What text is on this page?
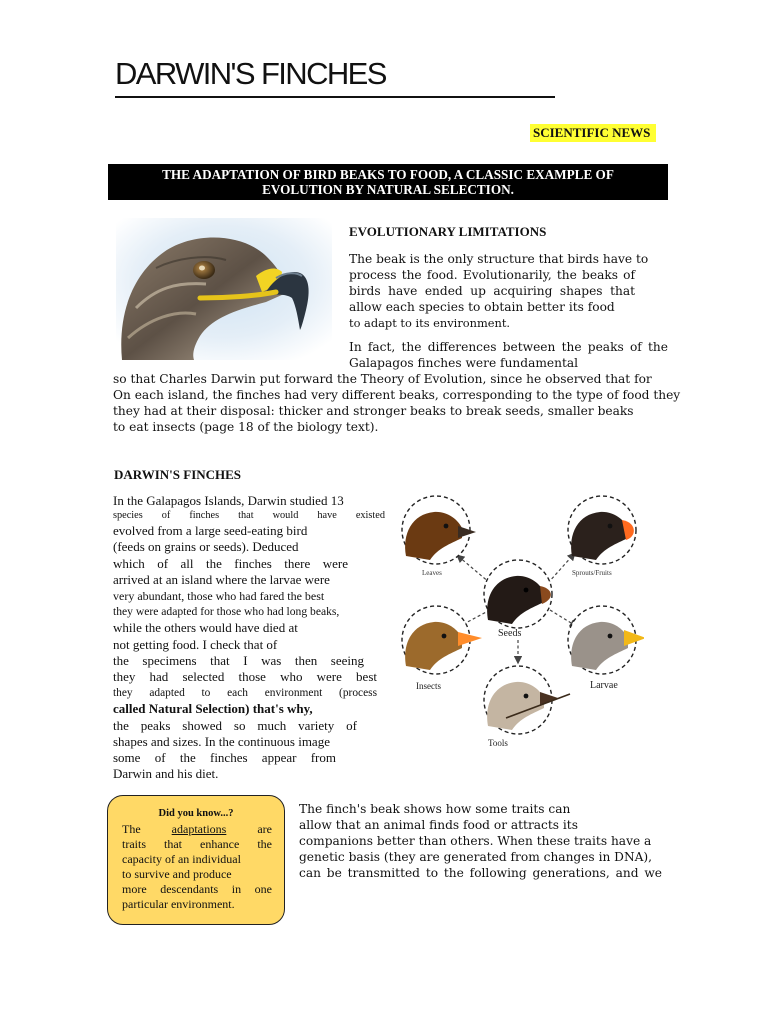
DARWIN'S FINCHES
SCIENTIFIC NEWS
THE ADAPTATION OF BIRD BEAKS TO FOOD, A CLASSIC EXAMPLE OF
EVOLUTION BY NATURAL SELECTION.
EVOLUTIONARY LIMITATIONS
The beak is the only structure that birds have to
process the food. Evolutionarily, the beaks of
birds have ended up acquiring shapes that
allow each species to obtain better its food
to adapt to its environment.
In fact, the differences between the peaks of the
Galapagos finches were fundamental
so that Charles Darwin put forward the Theory of Evolution, since he observed that for
On each island, the finches had very different beaks, corresponding to the type of food they
they had at their disposal: thicker and stronger beaks to break seeds, smaller beaks
to eat insects (page 18 of the biology text).
DARWIN'S FINCHES
In the Galapagos Islands, Darwin studied 13
species of finches that would have existed
evolved from a large seed-eating bird
(feeds on grains or seeds). Deduced
which of all the finches there were
arrived at an island where the larvae were
very abundant, those who had fared the best
they were adapted for those who had long beaks,
while the others would have died at
not getting food. I check that of
the specimens that I was then seeing
they had selected those who were best
they adapted to each environment (process
called Natural Selection) that's why,
the peaks showed so much variety of
shapes and sizes. In the continuous image
some of the finches appear from
Darwin and his diet.
Leaves	Sprouts/Fruits
Seeds
Insects	Larvae
Tools
Did you know...?
The	adaptations	are
traits that enhance the
capacity of an individual
to survive and produce
more descendants in one
particular environment.
The finch's beak shows how some traits can
allow that an animal finds food or attracts its
companions better than others. When these traits have a
genetic basis (they are generated from changes in DNA),
can be transmitted to the following generations, and we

--

* **Exercise instructions**
Write the listing out a second time exactly, dropping all images.

* **Written answer**
What text is on this page?
DARWIN'S FINCHES
SCIENTIFIC NEWS
THE ADAPTATION OF BIRD BEAKS TO FOOD, A CLASSIC EXAMPLE OF
EVOLUTION BY NATURAL SELECTION.
EVOLUTIONARY LIMITATIONS
The beak is the only structure that birds have to
process the food. Evolutionarily, the beaks of
birds have ended up acquiring shapes that
allow each species to obtain better its food
to adapt to its environment.
In fact, the differences between the peaks of the
Galapagos finches were fundamental
so that Charles Darwin put forward the Theory of Evolution, since he observed that for
On each island, the finches had very different beaks, corresponding to the type of food they
they had at their disposal: thicker and stronger beaks to break seeds, smaller beaks
to eat insects (page 18 of the biology text).
DARWIN'S FINCHES
In the Galapagos Islands, Darwin studied 13
species of finches that would have existed
evolved from a large seed-eating bird
(feeds on grains or seeds). Deduced
which of all the finches there were
arrived at an island where the larvae were
very abundant, those who had fared the best
they were adapted for those who had long beaks,
while the others would have died at
not getting food. I check that of
the specimens that I was then seeing
they had selected those who were best
they adapted to each environment (process
called Natural Selection) that's why,
the peaks showed so much variety of
shapes and sizes. In the continuous image
some of the finches appear from
Darwin and his diet.
Leaves	Sprouts/Fruits
Seeds
Insects	Larvae
Tools
Did you know...?
The	adaptations	are
traits that enhance the
capacity of an individual
to survive and produce
more descendants in one
particular environment.
The finch's beak shows how some traits can
allow that an animal finds food or attracts its
companions better than others. When these traits have a
genetic basis (they are generated from changes in DNA),
can be transmitted to the following generations, and we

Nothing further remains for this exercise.